Excerpts from a figure dataset:
###

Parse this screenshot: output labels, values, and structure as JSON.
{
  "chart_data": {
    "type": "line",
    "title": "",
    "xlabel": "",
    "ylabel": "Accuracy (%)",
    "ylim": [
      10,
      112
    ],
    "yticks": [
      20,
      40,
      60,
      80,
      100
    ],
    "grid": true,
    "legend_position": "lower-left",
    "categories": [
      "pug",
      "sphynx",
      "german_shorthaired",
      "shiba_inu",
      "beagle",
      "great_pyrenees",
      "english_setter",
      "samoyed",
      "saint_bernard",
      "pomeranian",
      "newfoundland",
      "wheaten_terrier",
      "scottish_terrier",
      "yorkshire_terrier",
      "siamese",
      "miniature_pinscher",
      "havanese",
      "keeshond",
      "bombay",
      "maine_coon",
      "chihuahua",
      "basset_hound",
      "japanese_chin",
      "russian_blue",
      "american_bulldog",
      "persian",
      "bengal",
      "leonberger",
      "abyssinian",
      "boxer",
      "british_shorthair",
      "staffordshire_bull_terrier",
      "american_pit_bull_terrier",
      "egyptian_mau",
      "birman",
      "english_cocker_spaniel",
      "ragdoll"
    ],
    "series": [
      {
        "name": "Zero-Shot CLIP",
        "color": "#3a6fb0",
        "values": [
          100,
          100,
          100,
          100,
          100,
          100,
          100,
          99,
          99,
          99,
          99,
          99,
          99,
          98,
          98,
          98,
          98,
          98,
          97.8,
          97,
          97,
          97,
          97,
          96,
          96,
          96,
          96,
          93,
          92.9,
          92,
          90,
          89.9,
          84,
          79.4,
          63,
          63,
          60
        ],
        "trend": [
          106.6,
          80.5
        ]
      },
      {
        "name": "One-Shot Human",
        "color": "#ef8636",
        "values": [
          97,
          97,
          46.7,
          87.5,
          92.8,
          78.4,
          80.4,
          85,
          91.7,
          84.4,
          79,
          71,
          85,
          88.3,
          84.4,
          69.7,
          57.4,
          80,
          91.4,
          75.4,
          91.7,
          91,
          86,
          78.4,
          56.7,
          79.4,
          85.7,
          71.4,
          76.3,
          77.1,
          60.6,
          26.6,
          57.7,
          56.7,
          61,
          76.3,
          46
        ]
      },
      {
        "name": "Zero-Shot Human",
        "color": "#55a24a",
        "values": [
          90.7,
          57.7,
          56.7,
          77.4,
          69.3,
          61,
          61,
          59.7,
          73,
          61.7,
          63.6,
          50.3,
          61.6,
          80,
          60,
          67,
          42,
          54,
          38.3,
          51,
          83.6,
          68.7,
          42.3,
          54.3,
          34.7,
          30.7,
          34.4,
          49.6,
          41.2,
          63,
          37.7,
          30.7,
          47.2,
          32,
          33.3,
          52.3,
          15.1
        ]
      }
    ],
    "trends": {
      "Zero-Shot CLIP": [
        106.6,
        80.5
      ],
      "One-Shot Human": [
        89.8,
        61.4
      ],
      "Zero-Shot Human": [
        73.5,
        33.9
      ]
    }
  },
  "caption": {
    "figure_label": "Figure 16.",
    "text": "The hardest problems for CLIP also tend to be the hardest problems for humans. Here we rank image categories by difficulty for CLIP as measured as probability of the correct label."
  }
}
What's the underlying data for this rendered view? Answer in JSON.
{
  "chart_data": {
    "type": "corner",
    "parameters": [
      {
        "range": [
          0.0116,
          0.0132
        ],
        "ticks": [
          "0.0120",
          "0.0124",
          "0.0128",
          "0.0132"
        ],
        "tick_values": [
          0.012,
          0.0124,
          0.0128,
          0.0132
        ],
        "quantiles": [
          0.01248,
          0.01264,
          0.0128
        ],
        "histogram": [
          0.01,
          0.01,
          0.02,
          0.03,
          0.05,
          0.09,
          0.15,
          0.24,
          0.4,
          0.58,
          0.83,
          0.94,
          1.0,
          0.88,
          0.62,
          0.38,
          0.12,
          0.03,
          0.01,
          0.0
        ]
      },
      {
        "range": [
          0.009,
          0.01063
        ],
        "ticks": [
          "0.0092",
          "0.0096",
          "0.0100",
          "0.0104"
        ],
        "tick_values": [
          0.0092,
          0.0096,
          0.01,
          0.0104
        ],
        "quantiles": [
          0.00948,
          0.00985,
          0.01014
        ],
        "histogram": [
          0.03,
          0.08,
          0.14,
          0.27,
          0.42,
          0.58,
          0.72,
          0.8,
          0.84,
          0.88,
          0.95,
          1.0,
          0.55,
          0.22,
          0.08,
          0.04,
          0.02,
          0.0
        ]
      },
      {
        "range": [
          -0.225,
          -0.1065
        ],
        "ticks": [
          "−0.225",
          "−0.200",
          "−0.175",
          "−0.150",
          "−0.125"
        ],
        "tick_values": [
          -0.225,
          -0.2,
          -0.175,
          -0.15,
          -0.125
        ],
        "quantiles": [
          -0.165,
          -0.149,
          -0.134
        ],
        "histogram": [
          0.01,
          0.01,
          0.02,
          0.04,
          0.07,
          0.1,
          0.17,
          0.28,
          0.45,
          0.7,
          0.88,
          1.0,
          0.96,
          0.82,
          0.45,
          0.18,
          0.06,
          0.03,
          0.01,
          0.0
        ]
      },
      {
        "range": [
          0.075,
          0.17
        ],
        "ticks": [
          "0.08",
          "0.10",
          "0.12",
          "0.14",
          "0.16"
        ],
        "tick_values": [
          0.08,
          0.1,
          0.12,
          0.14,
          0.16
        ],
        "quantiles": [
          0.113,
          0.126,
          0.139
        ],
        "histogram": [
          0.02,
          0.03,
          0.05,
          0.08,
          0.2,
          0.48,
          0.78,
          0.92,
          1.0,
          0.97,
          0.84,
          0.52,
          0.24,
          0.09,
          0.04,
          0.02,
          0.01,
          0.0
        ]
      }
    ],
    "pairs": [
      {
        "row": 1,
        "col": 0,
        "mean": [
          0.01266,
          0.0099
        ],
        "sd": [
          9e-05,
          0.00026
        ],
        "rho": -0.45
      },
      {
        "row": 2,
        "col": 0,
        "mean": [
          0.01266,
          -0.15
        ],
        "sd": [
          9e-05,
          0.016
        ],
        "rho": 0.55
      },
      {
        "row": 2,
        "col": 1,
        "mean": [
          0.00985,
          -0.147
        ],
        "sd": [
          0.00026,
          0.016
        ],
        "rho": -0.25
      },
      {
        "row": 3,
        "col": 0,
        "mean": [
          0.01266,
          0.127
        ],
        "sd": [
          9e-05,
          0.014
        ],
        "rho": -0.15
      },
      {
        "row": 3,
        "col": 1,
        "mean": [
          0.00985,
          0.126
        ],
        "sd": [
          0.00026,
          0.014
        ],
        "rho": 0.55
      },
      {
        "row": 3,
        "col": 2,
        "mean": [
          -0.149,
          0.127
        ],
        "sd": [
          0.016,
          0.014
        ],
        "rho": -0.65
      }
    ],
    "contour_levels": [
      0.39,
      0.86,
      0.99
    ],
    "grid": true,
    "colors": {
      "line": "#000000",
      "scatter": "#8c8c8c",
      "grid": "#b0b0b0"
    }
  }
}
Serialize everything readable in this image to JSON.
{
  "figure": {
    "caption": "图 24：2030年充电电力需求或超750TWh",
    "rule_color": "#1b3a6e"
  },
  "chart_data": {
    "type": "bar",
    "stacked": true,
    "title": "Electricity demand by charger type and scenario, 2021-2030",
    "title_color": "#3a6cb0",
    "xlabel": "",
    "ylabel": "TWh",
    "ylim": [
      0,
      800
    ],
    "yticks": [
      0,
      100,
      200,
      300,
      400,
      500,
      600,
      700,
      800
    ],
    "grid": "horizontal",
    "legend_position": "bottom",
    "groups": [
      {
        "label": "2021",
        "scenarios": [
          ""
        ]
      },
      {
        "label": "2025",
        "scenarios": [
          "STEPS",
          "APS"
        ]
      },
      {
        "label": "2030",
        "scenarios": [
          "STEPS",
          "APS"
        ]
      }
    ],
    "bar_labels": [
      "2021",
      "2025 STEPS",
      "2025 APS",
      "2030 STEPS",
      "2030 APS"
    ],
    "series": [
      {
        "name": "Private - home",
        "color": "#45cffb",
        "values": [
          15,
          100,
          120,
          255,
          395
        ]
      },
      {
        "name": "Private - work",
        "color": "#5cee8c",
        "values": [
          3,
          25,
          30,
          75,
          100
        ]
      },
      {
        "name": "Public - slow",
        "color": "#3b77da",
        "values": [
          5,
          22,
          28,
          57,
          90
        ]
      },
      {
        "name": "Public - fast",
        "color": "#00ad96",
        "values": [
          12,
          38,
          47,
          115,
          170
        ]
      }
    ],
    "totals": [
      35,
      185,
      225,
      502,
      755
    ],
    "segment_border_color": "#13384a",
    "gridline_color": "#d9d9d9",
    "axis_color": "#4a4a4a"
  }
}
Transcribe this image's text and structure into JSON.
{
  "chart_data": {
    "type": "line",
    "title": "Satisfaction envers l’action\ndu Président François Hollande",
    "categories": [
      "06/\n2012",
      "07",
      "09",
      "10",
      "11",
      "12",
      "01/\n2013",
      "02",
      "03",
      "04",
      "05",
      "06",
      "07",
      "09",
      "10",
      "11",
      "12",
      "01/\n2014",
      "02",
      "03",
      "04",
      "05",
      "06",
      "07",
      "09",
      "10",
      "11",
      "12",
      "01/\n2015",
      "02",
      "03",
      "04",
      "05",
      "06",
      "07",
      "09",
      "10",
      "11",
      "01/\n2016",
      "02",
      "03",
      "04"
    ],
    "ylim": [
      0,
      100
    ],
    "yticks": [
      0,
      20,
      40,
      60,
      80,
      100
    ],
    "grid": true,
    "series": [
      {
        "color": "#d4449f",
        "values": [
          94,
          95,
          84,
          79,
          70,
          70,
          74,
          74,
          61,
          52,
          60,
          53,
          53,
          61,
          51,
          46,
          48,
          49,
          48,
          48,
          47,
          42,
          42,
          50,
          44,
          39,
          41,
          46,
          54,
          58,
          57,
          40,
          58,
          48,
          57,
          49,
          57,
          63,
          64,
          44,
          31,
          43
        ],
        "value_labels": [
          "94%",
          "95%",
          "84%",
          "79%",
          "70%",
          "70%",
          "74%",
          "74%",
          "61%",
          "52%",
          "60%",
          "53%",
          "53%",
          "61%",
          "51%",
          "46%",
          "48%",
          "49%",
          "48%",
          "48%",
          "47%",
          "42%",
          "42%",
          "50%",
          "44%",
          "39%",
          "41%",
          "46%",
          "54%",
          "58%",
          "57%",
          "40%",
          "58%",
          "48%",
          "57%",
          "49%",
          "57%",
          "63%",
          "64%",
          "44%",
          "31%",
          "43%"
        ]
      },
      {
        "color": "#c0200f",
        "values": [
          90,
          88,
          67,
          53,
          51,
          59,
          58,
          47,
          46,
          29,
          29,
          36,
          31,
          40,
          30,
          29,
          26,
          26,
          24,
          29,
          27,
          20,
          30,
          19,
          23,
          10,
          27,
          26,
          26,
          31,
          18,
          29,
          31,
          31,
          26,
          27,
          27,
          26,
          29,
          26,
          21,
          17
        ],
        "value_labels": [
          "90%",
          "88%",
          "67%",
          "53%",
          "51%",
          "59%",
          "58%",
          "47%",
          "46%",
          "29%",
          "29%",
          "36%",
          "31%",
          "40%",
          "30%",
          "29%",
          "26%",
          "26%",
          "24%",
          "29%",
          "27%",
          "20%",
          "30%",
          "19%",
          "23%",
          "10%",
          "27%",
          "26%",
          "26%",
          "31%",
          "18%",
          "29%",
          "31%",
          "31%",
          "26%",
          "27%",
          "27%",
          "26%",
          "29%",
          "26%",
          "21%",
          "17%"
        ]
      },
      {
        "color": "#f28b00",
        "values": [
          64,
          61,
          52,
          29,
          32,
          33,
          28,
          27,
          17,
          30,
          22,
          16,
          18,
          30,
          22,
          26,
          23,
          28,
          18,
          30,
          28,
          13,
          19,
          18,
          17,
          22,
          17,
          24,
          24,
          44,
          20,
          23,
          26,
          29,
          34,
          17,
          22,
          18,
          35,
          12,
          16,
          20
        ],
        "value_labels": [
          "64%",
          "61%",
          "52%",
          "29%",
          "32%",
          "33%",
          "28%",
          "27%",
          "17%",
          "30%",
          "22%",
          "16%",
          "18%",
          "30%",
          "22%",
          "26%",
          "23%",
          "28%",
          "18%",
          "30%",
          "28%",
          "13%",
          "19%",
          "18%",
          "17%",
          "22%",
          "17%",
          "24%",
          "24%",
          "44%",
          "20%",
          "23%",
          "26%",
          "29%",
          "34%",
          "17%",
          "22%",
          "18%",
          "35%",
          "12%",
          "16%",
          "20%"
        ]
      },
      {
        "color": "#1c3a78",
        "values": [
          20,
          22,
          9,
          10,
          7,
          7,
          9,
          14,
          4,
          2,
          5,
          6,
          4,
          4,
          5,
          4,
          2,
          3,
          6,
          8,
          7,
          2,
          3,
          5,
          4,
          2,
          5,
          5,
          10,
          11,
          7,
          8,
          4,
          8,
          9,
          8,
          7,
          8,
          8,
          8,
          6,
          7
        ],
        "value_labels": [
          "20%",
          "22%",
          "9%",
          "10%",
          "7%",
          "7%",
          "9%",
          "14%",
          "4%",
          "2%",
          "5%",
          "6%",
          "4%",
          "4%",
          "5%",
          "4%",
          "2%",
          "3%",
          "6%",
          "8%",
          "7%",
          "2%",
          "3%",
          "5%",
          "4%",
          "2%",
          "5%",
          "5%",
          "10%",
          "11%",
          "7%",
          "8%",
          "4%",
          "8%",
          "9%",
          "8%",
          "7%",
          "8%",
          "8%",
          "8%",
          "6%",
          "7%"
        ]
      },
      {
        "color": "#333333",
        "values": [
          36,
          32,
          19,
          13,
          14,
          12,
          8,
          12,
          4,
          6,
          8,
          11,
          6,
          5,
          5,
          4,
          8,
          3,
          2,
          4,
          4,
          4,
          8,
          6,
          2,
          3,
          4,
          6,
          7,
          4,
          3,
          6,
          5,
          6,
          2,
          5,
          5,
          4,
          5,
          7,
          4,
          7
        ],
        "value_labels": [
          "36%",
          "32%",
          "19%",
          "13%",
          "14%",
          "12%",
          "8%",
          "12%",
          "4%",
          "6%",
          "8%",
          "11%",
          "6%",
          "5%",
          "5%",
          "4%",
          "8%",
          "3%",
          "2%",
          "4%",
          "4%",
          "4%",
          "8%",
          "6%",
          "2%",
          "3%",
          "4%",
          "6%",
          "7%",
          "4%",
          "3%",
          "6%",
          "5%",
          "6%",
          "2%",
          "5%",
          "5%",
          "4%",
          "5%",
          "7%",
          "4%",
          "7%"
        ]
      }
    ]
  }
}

###

## Task requirements
Find all lines with "JSON" in them and copy each one.

## Task answer
Parse this screenshot: output labels, values, and structure as JSON.
What's the underlying data for this rendered view? Answer in JSON.
Serialize everything readable in this image to JSON.
Transcribe this image's text and structure into JSON.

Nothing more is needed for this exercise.